What to produce:
Pull every line of the entries that has the word "with".

Records shown:
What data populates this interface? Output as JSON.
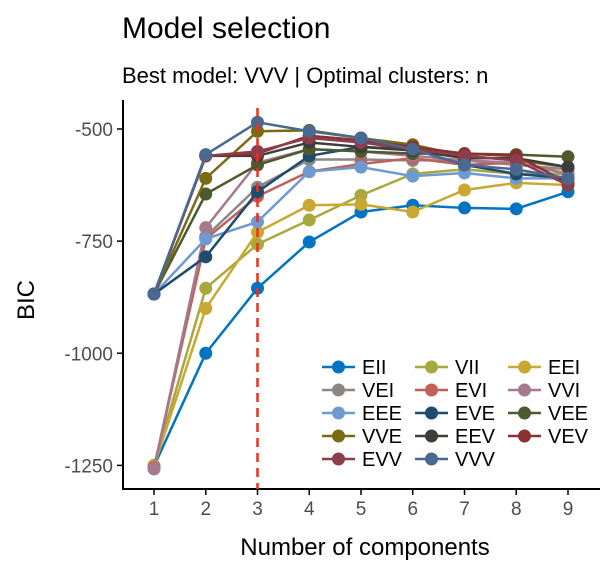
{
  "chart_data": {
    "type": "line",
    "title": "Model selection",
    "subtitle": "Best model: VVV | Optimal clusters: n",
    "xlabel": "Number of components",
    "ylabel": "BIC",
    "x": [
      1,
      2,
      3,
      4,
      5,
      6,
      7,
      8,
      9
    ],
    "xticks": [
      "1",
      "2",
      "3",
      "4",
      "5",
      "6",
      "7",
      "8",
      "9"
    ],
    "yticks": [
      -500,
      -750,
      -1000,
      -1250
    ],
    "ytick_labels": [
      "-500",
      "-750",
      "-1000",
      "-1250"
    ],
    "ylim": [
      -1285,
      -445
    ],
    "xlim": [
      0.6,
      9.4
    ],
    "grid": false,
    "legend_position": "bottom-right",
    "vline": {
      "x": 3,
      "color": "#E8321E",
      "style": "dashed"
    },
    "series": [
      {
        "name": "EII",
        "color": "#0073C2",
        "values": [
          -1252,
          -1000,
          -855,
          -752,
          -685,
          -670,
          -676,
          -678,
          -640
        ]
      },
      {
        "name": "VII",
        "color": "#A8A83F",
        "values": [
          -1250,
          -855,
          -757,
          -703,
          -648,
          -600,
          -590,
          -600,
          -600
        ]
      },
      {
        "name": "EEI",
        "color": "#C9A832",
        "values": [
          -1252,
          -900,
          -730,
          -670,
          -668,
          -685,
          -636,
          -620,
          -625
        ]
      },
      {
        "name": "VEI",
        "color": "#8A8785",
        "values": [
          -1255,
          -740,
          -630,
          -568,
          -568,
          -570,
          -570,
          -580,
          -590
        ]
      },
      {
        "name": "EVI",
        "color": "#C0605A",
        "values": [
          -1255,
          -745,
          -650,
          -595,
          -578,
          -565,
          -580,
          -575,
          -600
        ]
      },
      {
        "name": "VVI",
        "color": "#A67A8E",
        "values": [
          -1258,
          -720,
          -575,
          -545,
          -550,
          -560,
          -570,
          -575,
          -600
        ]
      },
      {
        "name": "EEE",
        "color": "#6E9AD0",
        "values": [
          -868,
          -745,
          -707,
          -595,
          -585,
          -605,
          -598,
          -610,
          -610
        ]
      },
      {
        "name": "EVE",
        "color": "#1F4B6E",
        "values": [
          -868,
          -785,
          -640,
          -560,
          -540,
          -545,
          -580,
          -600,
          -610
        ]
      },
      {
        "name": "VEE",
        "color": "#4C5A2E",
        "values": [
          -868,
          -645,
          -580,
          -545,
          -550,
          -555,
          -555,
          -557,
          -562
        ]
      },
      {
        "name": "VVE",
        "color": "#7A6A12",
        "values": [
          -868,
          -610,
          -505,
          -503,
          -520,
          -535,
          -560,
          -570,
          -585
        ]
      },
      {
        "name": "EEV",
        "color": "#3D3D3A",
        "values": [
          -868,
          -560,
          -560,
          -530,
          -540,
          -548,
          -565,
          -565,
          -585
        ]
      },
      {
        "name": "VEV",
        "color": "#8A3030",
        "values": [
          -868,
          -560,
          -555,
          -515,
          -525,
          -540,
          -555,
          -560,
          -620
        ]
      },
      {
        "name": "EVV",
        "color": "#8C3E4C",
        "values": [
          -868,
          -560,
          -550,
          -520,
          -530,
          -545,
          -560,
          -570,
          -625
        ]
      },
      {
        "name": "VVV",
        "color": "#4A6990",
        "values": [
          -868,
          -557,
          -485,
          -505,
          -520,
          -545,
          -580,
          -590,
          -610
        ]
      }
    ]
  }
}
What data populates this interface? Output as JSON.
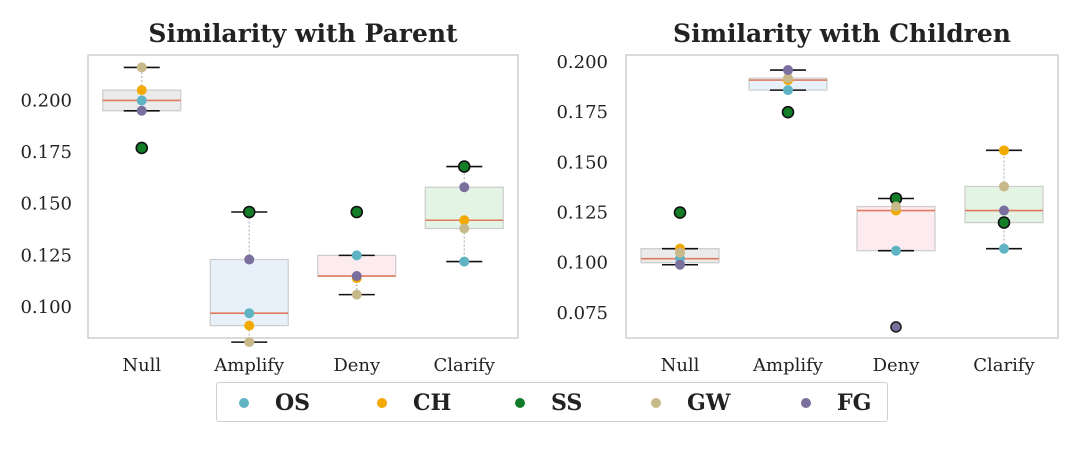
{
  "chart_data": [
    {
      "type": "box+scatter",
      "title": "Similarity with Parent",
      "categories": [
        "Null",
        "Amplify",
        "Deny",
        "Clarify"
      ],
      "ylim": [
        0.085,
        0.222
      ],
      "yticks": [
        "0.100",
        "0.125",
        "0.150",
        "0.175",
        "0.200"
      ],
      "grid": false,
      "box_fill": [
        "#e8e8e8",
        "#e4eef8",
        "#fbe7ec",
        "#dff2df"
      ],
      "boxes": [
        {
          "q1": 0.195,
          "median": 0.2,
          "q3": 0.205,
          "whisker_low": 0.195,
          "whisker_high": 0.216
        },
        {
          "q1": 0.091,
          "median": 0.097,
          "q3": 0.123,
          "whisker_low": 0.083,
          "whisker_high": 0.146
        },
        {
          "q1": 0.115,
          "median": 0.115,
          "q3": 0.125,
          "whisker_low": 0.106,
          "whisker_high": 0.125
        },
        {
          "q1": 0.138,
          "median": 0.142,
          "q3": 0.158,
          "whisker_low": 0.122,
          "whisker_high": 0.168
        }
      ],
      "series": [
        {
          "name": "OS",
          "values": [
            0.2,
            0.097,
            0.125,
            0.122
          ]
        },
        {
          "name": "CH",
          "values": [
            0.205,
            0.091,
            0.114,
            0.142
          ]
        },
        {
          "name": "SS",
          "values": [
            0.177,
            0.146,
            0.146,
            0.168
          ]
        },
        {
          "name": "GW",
          "values": [
            0.216,
            0.083,
            0.106,
            0.138
          ]
        },
        {
          "name": "FG",
          "values": [
            0.195,
            0.123,
            0.115,
            0.158
          ]
        }
      ]
    },
    {
      "type": "box+scatter",
      "title": "Similarity with Children",
      "categories": [
        "Null",
        "Amplify",
        "Deny",
        "Clarify"
      ],
      "ylim": [
        0.0625,
        0.2035
      ],
      "yticks": [
        "0.075",
        "0.100",
        "0.125",
        "0.150",
        "0.175",
        "0.200"
      ],
      "grid": false,
      "box_fill": [
        "#e8e8e8",
        "#e4eef8",
        "#fbe7ec",
        "#dff2df"
      ],
      "boxes": [
        {
          "q1": 0.1,
          "median": 0.102,
          "q3": 0.107,
          "whisker_low": 0.099,
          "whisker_high": 0.107
        },
        {
          "q1": 0.186,
          "median": 0.191,
          "q3": 0.192,
          "whisker_low": 0.186,
          "whisker_high": 0.196
        },
        {
          "q1": 0.106,
          "median": 0.126,
          "q3": 0.128,
          "whisker_low": 0.106,
          "whisker_high": 0.132
        },
        {
          "q1": 0.12,
          "median": 0.126,
          "q3": 0.138,
          "whisker_low": 0.107,
          "whisker_high": 0.156
        }
      ],
      "series": [
        {
          "name": "OS",
          "values": [
            0.102,
            0.186,
            0.106,
            0.107
          ]
        },
        {
          "name": "CH",
          "values": [
            0.107,
            0.191,
            0.126,
            0.156
          ]
        },
        {
          "name": "SS",
          "values": [
            0.125,
            0.175,
            0.132,
            0.12
          ]
        },
        {
          "name": "GW",
          "values": [
            0.105,
            0.192,
            0.128,
            0.138
          ]
        },
        {
          "name": "FG",
          "values": [
            0.099,
            0.196,
            0.068,
            0.126
          ]
        }
      ]
    }
  ],
  "legend": {
    "placement": "bottom-center",
    "items": [
      {
        "label": "OS",
        "color": "#5fb3c3"
      },
      {
        "label": "CH",
        "color": "#f2a900"
      },
      {
        "label": "SS",
        "color": "#137d27"
      },
      {
        "label": "GW",
        "color": "#c8b98a"
      },
      {
        "label": "FG",
        "color": "#7b6f9e"
      }
    ]
  }
}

Complete output:
      "title": "Similarity with Parent",
      "title": "Similarity with Children",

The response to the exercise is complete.